> **Required work**
Using the data below, tally the lines that include the string "JSON". Only the number is wanted.

> **Records to use**
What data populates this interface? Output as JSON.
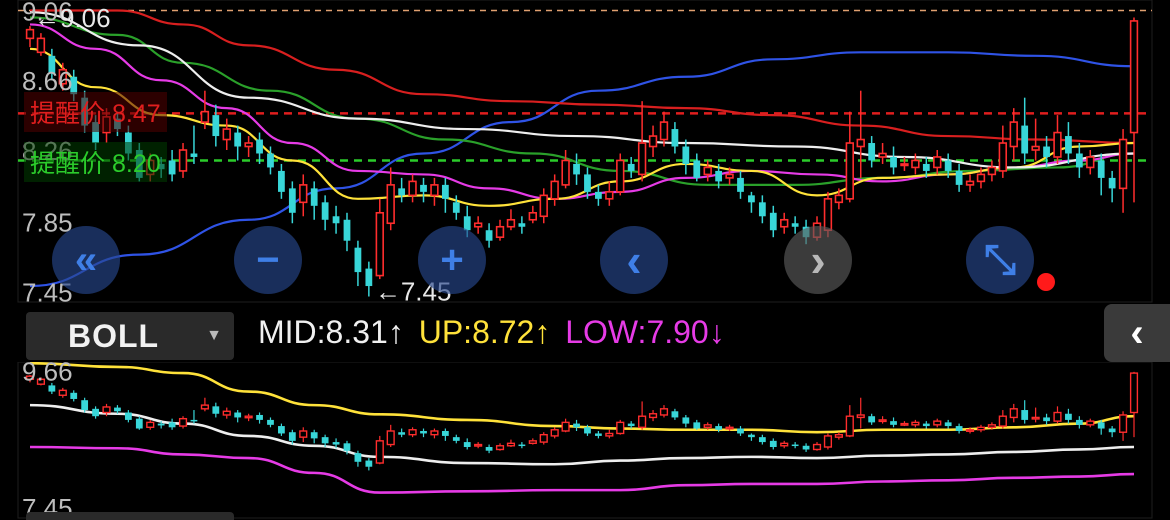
{
  "colors": {
    "up": "#ff2d2d",
    "down": "#38d6d8",
    "ma_white": "#eeeeee",
    "ma_yellow": "#ffe23a",
    "ma_magenta": "#e63be6",
    "ma_green": "#2aa02a",
    "ma_red": "#d81f1f",
    "ma_blue": "#2f53e6",
    "alert_red": "#e01e1e",
    "alert_green": "#2bcc2b",
    "ref_line": "#e0a070"
  },
  "main_axis": {
    "labels": [
      "9.06",
      "8.66",
      "8.26",
      "7.85",
      "7.45"
    ],
    "hi_marker": "9.06",
    "lo_marker": "7.45"
  },
  "alerts": [
    {
      "label": "提醒价",
      "value": "8.47",
      "color": "red"
    },
    {
      "label": "提醒价",
      "value": "8.20",
      "color": "green"
    }
  ],
  "controls": [
    {
      "name": "zoom-out-far-icon",
      "glyph": "«",
      "style": "blue"
    },
    {
      "name": "zoom-minus-icon",
      "glyph": "−",
      "style": "blue"
    },
    {
      "name": "zoom-plus-icon",
      "glyph": "+",
      "style": "blue"
    },
    {
      "name": "prev-icon",
      "glyph": "‹",
      "style": "blue"
    },
    {
      "name": "next-icon",
      "glyph": "›",
      "style": "gray"
    },
    {
      "name": "fullscreen-icon",
      "glyph": "⤡",
      "style": "blue"
    }
  ],
  "indicator": {
    "name": "BOLL",
    "caret": "▼",
    "mid": "MID:8.31↑",
    "up": "UP:8.72↑",
    "low": "LOW:7.90↓",
    "collapse": "‹"
  },
  "sub_axis": {
    "labels": [
      "9.66",
      "7.45"
    ]
  },
  "chart_data": {
    "type": "candlestick",
    "ylim": [
      7.4,
      9.12
    ],
    "candles": [
      [
        8.9,
        8.95,
        8.85,
        8.97
      ],
      [
        8.82,
        8.9,
        8.8,
        8.93
      ],
      [
        8.8,
        8.7,
        8.66,
        8.84
      ],
      [
        8.64,
        8.72,
        8.6,
        8.76
      ],
      [
        8.68,
        8.58,
        8.54,
        8.72
      ],
      [
        8.56,
        8.4,
        8.36,
        8.6
      ],
      [
        8.42,
        8.3,
        8.26,
        8.46
      ],
      [
        8.36,
        8.45,
        8.3,
        8.5
      ],
      [
        8.44,
        8.38,
        8.34,
        8.48
      ],
      [
        8.36,
        8.24,
        8.2,
        8.4
      ],
      [
        8.26,
        8.1,
        8.08,
        8.3
      ],
      [
        8.12,
        8.2,
        8.08,
        8.24
      ],
      [
        8.18,
        8.15,
        8.1,
        8.22
      ],
      [
        8.2,
        8.12,
        8.08,
        8.26
      ],
      [
        8.14,
        8.26,
        8.1,
        8.3
      ],
      [
        8.24,
        8.22,
        8.18,
        8.4
      ],
      [
        8.42,
        8.48,
        8.38,
        8.6
      ],
      [
        8.46,
        8.34,
        8.28,
        8.52
      ],
      [
        8.32,
        8.38,
        8.26,
        8.44
      ],
      [
        8.36,
        8.28,
        8.2,
        8.4
      ],
      [
        8.28,
        8.3,
        8.22,
        8.34
      ],
      [
        8.32,
        8.24,
        8.18,
        8.36
      ],
      [
        8.24,
        8.16,
        8.12,
        8.28
      ],
      [
        8.14,
        8.02,
        7.98,
        8.18
      ],
      [
        8.04,
        7.9,
        7.84,
        8.08
      ],
      [
        7.96,
        8.06,
        7.88,
        8.12
      ],
      [
        8.04,
        7.94,
        7.86,
        8.08
      ],
      [
        7.96,
        7.86,
        7.8,
        8.0
      ],
      [
        7.88,
        7.84,
        7.78,
        7.94
      ],
      [
        7.86,
        7.74,
        7.68,
        7.9
      ],
      [
        7.7,
        7.56,
        7.48,
        7.74
      ],
      [
        7.58,
        7.48,
        7.42,
        7.62
      ],
      [
        7.54,
        7.9,
        7.52,
        7.98
      ],
      [
        7.84,
        8.06,
        7.8,
        8.16
      ],
      [
        8.04,
        8.0,
        7.96,
        8.1
      ],
      [
        8.0,
        8.08,
        7.96,
        8.12
      ],
      [
        8.06,
        8.02,
        7.96,
        8.1
      ],
      [
        8.0,
        8.06,
        7.94,
        8.1
      ],
      [
        8.06,
        7.98,
        7.9,
        8.1
      ],
      [
        7.96,
        7.9,
        7.86,
        8.0
      ],
      [
        7.88,
        7.8,
        7.76,
        7.94
      ],
      [
        7.82,
        7.84,
        7.78,
        7.88
      ],
      [
        7.8,
        7.74,
        7.7,
        7.84
      ],
      [
        7.76,
        7.82,
        7.74,
        7.86
      ],
      [
        7.82,
        7.86,
        7.8,
        7.92
      ],
      [
        7.84,
        7.82,
        7.78,
        7.88
      ],
      [
        7.86,
        7.9,
        7.84,
        7.94
      ],
      [
        7.88,
        8.0,
        7.84,
        8.04
      ],
      [
        7.98,
        8.08,
        7.94,
        8.12
      ],
      [
        8.06,
        8.2,
        8.04,
        8.26
      ],
      [
        8.18,
        8.12,
        8.06,
        8.24
      ],
      [
        8.12,
        8.02,
        7.98,
        8.16
      ],
      [
        8.02,
        7.98,
        7.94,
        8.06
      ],
      [
        7.98,
        8.02,
        7.94,
        8.08
      ],
      [
        8.02,
        8.2,
        8.0,
        8.24
      ],
      [
        8.18,
        8.14,
        8.1,
        8.22
      ],
      [
        8.12,
        8.3,
        8.08,
        8.54
      ],
      [
        8.28,
        8.34,
        8.22,
        8.4
      ],
      [
        8.32,
        8.42,
        8.28,
        8.48
      ],
      [
        8.38,
        8.28,
        8.24,
        8.42
      ],
      [
        8.28,
        8.18,
        8.12,
        8.32
      ],
      [
        8.2,
        8.1,
        8.08,
        8.24
      ],
      [
        8.12,
        8.16,
        8.08,
        8.2
      ],
      [
        8.14,
        8.08,
        8.04,
        8.18
      ],
      [
        8.1,
        8.12,
        8.06,
        8.16
      ],
      [
        8.1,
        8.02,
        7.98,
        8.14
      ],
      [
        8.0,
        7.96,
        7.9,
        8.02
      ],
      [
        7.96,
        7.88,
        7.84,
        8.0
      ],
      [
        7.9,
        7.8,
        7.76,
        7.94
      ],
      [
        7.82,
        7.86,
        7.78,
        7.9
      ],
      [
        7.84,
        7.82,
        7.78,
        7.88
      ],
      [
        7.82,
        7.76,
        7.72,
        7.86
      ],
      [
        7.76,
        7.84,
        7.74,
        7.88
      ],
      [
        7.8,
        7.98,
        7.76,
        8.02
      ],
      [
        7.96,
        8.0,
        7.92,
        8.04
      ],
      [
        7.98,
        8.3,
        7.96,
        8.48
      ],
      [
        8.28,
        8.32,
        8.1,
        8.6
      ],
      [
        8.3,
        8.2,
        8.16,
        8.34
      ],
      [
        8.22,
        8.24,
        8.18,
        8.3
      ],
      [
        8.22,
        8.16,
        8.12,
        8.28
      ],
      [
        8.18,
        8.18,
        8.14,
        8.22
      ],
      [
        8.16,
        8.2,
        8.12,
        8.24
      ],
      [
        8.18,
        8.14,
        8.1,
        8.22
      ],
      [
        8.16,
        8.22,
        8.12,
        8.26
      ],
      [
        8.2,
        8.14,
        8.1,
        8.24
      ],
      [
        8.14,
        8.06,
        8.02,
        8.18
      ],
      [
        8.06,
        8.08,
        8.02,
        8.12
      ],
      [
        8.08,
        8.12,
        8.04,
        8.16
      ],
      [
        8.12,
        8.16,
        8.08,
        8.2
      ],
      [
        8.14,
        8.3,
        8.1,
        8.4
      ],
      [
        8.28,
        8.42,
        8.2,
        8.5
      ],
      [
        8.4,
        8.24,
        8.18,
        8.56
      ],
      [
        8.26,
        8.28,
        8.2,
        8.44
      ],
      [
        8.28,
        8.22,
        8.16,
        8.34
      ],
      [
        8.22,
        8.36,
        8.18,
        8.46
      ],
      [
        8.34,
        8.24,
        8.18,
        8.42
      ],
      [
        8.24,
        8.16,
        8.1,
        8.3
      ],
      [
        8.16,
        8.22,
        8.12,
        8.26
      ],
      [
        8.2,
        8.1,
        8.0,
        8.24
      ],
      [
        8.1,
        8.04,
        7.96,
        8.14
      ],
      [
        8.04,
        8.32,
        7.9,
        8.38
      ],
      [
        8.36,
        9.0,
        7.96,
        9.02
      ]
    ],
    "sub_ylim": [
      7.3,
      9.8
    ],
    "boll": {
      "up": [
        [
          0,
          9.78
        ],
        [
          8,
          9.72
        ],
        [
          14,
          9.62
        ],
        [
          20,
          9.32
        ],
        [
          26,
          9.1
        ],
        [
          32,
          8.95
        ],
        [
          40,
          8.86
        ],
        [
          48,
          8.76
        ],
        [
          54,
          8.72
        ],
        [
          60,
          8.7
        ],
        [
          66,
          8.7
        ],
        [
          72,
          8.66
        ],
        [
          78,
          8.7
        ],
        [
          84,
          8.7
        ],
        [
          90,
          8.74
        ],
        [
          96,
          8.8
        ],
        [
          101,
          8.92
        ]
      ],
      "mid": [
        [
          0,
          9.1
        ],
        [
          8,
          8.96
        ],
        [
          14,
          8.8
        ],
        [
          20,
          8.6
        ],
        [
          26,
          8.44
        ],
        [
          32,
          8.26
        ],
        [
          40,
          8.16
        ],
        [
          48,
          8.14
        ],
        [
          54,
          8.2
        ],
        [
          60,
          8.24
        ],
        [
          66,
          8.26
        ],
        [
          72,
          8.24
        ],
        [
          78,
          8.28
        ],
        [
          84,
          8.3
        ],
        [
          90,
          8.34
        ],
        [
          96,
          8.38
        ],
        [
          101,
          8.42
        ]
      ],
      "low": [
        [
          0,
          8.42
        ],
        [
          8,
          8.4
        ],
        [
          14,
          8.3
        ],
        [
          20,
          8.24
        ],
        [
          26,
          8.0
        ],
        [
          32,
          7.68
        ],
        [
          40,
          7.7
        ],
        [
          48,
          7.72
        ],
        [
          54,
          7.72
        ],
        [
          60,
          7.8
        ],
        [
          66,
          7.82
        ],
        [
          72,
          7.82
        ],
        [
          78,
          7.86
        ],
        [
          84,
          7.88
        ],
        [
          90,
          7.92
        ],
        [
          96,
          7.94
        ],
        [
          101,
          7.98
        ]
      ]
    },
    "ma": {
      "white": [
        [
          0,
          9.05
        ],
        [
          10,
          8.86
        ],
        [
          20,
          8.56
        ],
        [
          30,
          8.44
        ],
        [
          40,
          8.38
        ],
        [
          50,
          8.34
        ],
        [
          60,
          8.3
        ],
        [
          70,
          8.28
        ],
        [
          80,
          8.22
        ],
        [
          90,
          8.16
        ],
        [
          101,
          8.24
        ]
      ],
      "yellow": [
        [
          0,
          8.84
        ],
        [
          6,
          8.62
        ],
        [
          12,
          8.46
        ],
        [
          18,
          8.4
        ],
        [
          24,
          8.2
        ],
        [
          30,
          7.98
        ],
        [
          36,
          8.0
        ],
        [
          42,
          7.94
        ],
        [
          48,
          7.98
        ],
        [
          54,
          8.08
        ],
        [
          60,
          8.18
        ],
        [
          66,
          8.14
        ],
        [
          72,
          8.0
        ],
        [
          78,
          8.1
        ],
        [
          84,
          8.12
        ],
        [
          90,
          8.16
        ],
        [
          96,
          8.28
        ],
        [
          101,
          8.3
        ]
      ],
      "magenta": [
        [
          0,
          8.98
        ],
        [
          6,
          8.84
        ],
        [
          12,
          8.66
        ],
        [
          18,
          8.5
        ],
        [
          24,
          8.3
        ],
        [
          30,
          8.14
        ],
        [
          36,
          8.12
        ],
        [
          42,
          8.04
        ],
        [
          48,
          7.98
        ],
        [
          54,
          8.02
        ],
        [
          60,
          8.1
        ],
        [
          66,
          8.14
        ],
        [
          72,
          8.12
        ],
        [
          78,
          8.08
        ],
        [
          84,
          8.12
        ],
        [
          90,
          8.16
        ],
        [
          96,
          8.2
        ],
        [
          101,
          8.24
        ]
      ],
      "green": [
        [
          0,
          9.02
        ],
        [
          8,
          8.92
        ],
        [
          14,
          8.76
        ],
        [
          22,
          8.6
        ],
        [
          30,
          8.44
        ],
        [
          38,
          8.32
        ],
        [
          46,
          8.24
        ],
        [
          54,
          8.14
        ],
        [
          62,
          8.06
        ],
        [
          70,
          8.06
        ],
        [
          78,
          8.1
        ],
        [
          86,
          8.14
        ],
        [
          94,
          8.16
        ],
        [
          101,
          8.24
        ]
      ],
      "red": [
        [
          0,
          9.06
        ],
        [
          8,
          9.06
        ],
        [
          14,
          8.98
        ],
        [
          20,
          8.86
        ],
        [
          28,
          8.72
        ],
        [
          36,
          8.58
        ],
        [
          44,
          8.54
        ],
        [
          52,
          8.52
        ],
        [
          60,
          8.5
        ],
        [
          68,
          8.46
        ],
        [
          76,
          8.4
        ],
        [
          84,
          8.34
        ],
        [
          92,
          8.32
        ],
        [
          101,
          8.3
        ]
      ],
      "blue": [
        [
          0,
          7.48
        ],
        [
          10,
          7.66
        ],
        [
          20,
          7.86
        ],
        [
          28,
          8.04
        ],
        [
          36,
          8.24
        ],
        [
          44,
          8.42
        ],
        [
          52,
          8.6
        ],
        [
          60,
          8.68
        ],
        [
          68,
          8.78
        ],
        [
          76,
          8.82
        ],
        [
          84,
          8.82
        ],
        [
          92,
          8.8
        ],
        [
          101,
          8.74
        ]
      ]
    }
  }
}
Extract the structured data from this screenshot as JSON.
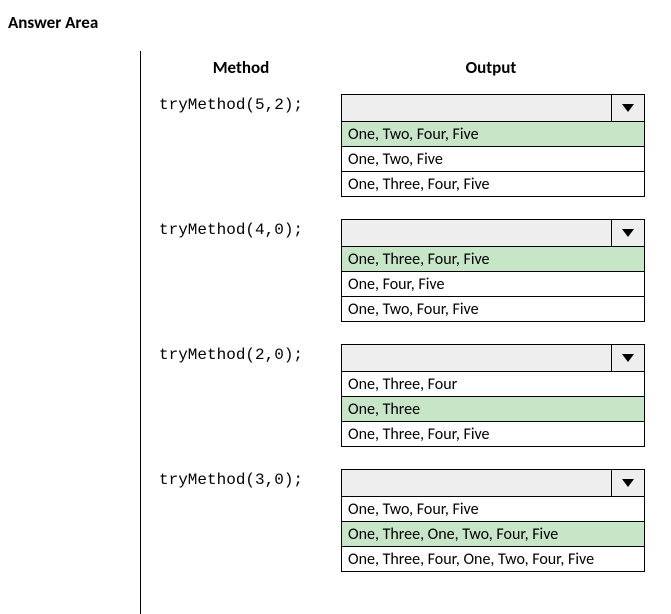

> **Final answer**
2